** START Records provided **
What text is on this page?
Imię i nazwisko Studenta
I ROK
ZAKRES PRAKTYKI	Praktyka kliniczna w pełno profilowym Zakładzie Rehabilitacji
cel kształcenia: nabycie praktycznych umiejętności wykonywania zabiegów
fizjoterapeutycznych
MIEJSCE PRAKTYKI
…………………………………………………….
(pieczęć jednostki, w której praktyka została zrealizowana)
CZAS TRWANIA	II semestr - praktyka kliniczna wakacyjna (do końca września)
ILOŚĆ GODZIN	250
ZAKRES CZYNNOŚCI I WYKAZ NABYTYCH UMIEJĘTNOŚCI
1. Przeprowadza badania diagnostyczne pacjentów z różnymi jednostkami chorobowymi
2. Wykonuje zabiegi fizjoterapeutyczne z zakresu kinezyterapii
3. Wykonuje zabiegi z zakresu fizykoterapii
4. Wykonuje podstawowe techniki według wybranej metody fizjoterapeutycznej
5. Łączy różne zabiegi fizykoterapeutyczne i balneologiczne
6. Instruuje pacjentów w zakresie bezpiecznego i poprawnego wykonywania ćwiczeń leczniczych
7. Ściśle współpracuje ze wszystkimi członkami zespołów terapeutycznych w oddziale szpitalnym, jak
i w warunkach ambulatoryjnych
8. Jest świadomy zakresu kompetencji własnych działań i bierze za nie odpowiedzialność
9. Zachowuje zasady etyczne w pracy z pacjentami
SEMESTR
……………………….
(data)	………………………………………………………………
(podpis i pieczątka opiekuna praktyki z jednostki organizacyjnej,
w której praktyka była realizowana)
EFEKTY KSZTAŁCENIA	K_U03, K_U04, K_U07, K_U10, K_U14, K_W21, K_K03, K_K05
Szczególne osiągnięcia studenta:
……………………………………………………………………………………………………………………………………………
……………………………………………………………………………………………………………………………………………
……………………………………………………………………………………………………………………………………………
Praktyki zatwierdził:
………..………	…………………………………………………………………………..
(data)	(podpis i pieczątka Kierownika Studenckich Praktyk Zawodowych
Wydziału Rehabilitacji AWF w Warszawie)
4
** END Records provided **
#### Task:
Copy every line from the entries that contains the word "zakresu".

#### Solution to the problem:
2. Wykonuje zabiegi fizjoterapeutyczne z zakresu kinezyterapii
3. Wykonuje zabiegi z zakresu fizykoterapii
8. Jest świadomy zakresu kompetencji własnych działań i bierze za nie odpowiedzialność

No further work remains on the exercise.